Data entries
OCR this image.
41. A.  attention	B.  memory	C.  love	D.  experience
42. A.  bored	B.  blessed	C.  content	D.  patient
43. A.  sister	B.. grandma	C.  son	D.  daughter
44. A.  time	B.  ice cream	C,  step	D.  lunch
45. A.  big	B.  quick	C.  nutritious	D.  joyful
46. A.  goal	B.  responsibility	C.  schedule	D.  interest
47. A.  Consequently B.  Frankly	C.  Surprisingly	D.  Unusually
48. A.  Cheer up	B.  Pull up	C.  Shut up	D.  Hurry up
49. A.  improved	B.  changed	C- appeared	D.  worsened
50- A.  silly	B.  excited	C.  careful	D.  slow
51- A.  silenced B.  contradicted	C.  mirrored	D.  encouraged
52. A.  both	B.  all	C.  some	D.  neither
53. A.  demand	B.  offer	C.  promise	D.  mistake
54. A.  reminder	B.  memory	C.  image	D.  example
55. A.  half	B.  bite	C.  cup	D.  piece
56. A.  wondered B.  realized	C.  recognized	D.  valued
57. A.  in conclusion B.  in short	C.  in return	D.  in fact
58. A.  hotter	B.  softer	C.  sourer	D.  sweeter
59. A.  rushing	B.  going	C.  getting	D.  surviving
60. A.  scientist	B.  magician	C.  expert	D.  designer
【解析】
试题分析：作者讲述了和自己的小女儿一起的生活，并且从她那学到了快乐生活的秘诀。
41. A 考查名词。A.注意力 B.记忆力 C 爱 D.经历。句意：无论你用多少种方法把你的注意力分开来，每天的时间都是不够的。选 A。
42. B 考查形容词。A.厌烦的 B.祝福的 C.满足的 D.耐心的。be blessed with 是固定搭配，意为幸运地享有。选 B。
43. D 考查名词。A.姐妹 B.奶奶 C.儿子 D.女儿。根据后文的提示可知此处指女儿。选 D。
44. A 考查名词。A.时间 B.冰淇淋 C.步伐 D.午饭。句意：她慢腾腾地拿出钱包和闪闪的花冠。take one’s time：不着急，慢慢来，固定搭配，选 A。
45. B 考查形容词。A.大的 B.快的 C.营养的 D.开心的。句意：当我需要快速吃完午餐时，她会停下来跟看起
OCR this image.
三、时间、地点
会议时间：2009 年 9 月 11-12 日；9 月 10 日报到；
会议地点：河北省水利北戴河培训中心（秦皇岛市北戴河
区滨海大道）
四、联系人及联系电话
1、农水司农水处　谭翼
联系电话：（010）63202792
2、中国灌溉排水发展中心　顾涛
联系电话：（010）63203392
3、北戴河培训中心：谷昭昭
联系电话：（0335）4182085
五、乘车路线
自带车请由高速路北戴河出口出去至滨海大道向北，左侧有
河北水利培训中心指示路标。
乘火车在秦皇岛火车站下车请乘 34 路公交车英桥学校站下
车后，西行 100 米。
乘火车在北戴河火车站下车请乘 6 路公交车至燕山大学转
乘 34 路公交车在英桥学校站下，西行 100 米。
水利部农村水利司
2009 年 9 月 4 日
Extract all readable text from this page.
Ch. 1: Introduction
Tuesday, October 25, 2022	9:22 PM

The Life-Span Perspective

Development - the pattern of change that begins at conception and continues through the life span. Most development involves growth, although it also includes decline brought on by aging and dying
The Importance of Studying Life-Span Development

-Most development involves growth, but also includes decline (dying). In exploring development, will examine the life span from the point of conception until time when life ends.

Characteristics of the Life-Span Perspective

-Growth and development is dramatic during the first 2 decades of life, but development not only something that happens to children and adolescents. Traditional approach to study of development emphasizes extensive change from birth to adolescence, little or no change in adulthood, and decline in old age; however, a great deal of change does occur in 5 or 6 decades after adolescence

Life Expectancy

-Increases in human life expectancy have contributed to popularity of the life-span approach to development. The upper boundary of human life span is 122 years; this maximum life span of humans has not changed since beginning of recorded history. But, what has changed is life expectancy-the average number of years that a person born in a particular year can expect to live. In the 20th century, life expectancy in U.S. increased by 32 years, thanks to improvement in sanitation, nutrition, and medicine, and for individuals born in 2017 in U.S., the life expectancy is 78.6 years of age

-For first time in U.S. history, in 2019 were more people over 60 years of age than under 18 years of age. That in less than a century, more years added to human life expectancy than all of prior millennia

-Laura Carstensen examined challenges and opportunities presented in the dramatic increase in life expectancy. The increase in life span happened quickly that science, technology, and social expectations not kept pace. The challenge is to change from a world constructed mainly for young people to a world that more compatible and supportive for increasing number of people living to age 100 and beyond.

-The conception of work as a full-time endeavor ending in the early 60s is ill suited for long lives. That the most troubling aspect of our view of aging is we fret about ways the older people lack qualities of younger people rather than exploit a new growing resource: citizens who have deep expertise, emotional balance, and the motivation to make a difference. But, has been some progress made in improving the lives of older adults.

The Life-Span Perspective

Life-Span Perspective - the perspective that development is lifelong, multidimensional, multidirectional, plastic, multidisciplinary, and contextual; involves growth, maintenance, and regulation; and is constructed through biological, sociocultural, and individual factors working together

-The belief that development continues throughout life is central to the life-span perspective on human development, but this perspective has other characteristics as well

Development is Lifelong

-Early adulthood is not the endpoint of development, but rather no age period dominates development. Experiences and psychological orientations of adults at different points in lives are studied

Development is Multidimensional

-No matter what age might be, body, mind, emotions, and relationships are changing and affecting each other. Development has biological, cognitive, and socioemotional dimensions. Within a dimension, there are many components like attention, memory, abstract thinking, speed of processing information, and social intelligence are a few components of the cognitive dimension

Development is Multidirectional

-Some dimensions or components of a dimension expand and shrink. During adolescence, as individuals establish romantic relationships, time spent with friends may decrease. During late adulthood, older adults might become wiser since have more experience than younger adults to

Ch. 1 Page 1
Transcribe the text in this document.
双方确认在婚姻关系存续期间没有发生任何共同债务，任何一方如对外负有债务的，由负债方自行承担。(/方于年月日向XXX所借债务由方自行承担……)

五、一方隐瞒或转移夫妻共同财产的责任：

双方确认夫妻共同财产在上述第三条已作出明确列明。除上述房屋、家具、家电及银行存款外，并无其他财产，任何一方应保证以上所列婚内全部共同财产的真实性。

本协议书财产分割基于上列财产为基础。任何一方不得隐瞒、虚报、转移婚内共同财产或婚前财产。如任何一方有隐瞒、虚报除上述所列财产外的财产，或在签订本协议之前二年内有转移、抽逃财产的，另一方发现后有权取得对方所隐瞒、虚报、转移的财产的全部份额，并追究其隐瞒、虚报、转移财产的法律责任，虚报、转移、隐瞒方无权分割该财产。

» WORK TO DO
Count the lines of the data that include the string "memory", and give only that number.

» RESPONSE
3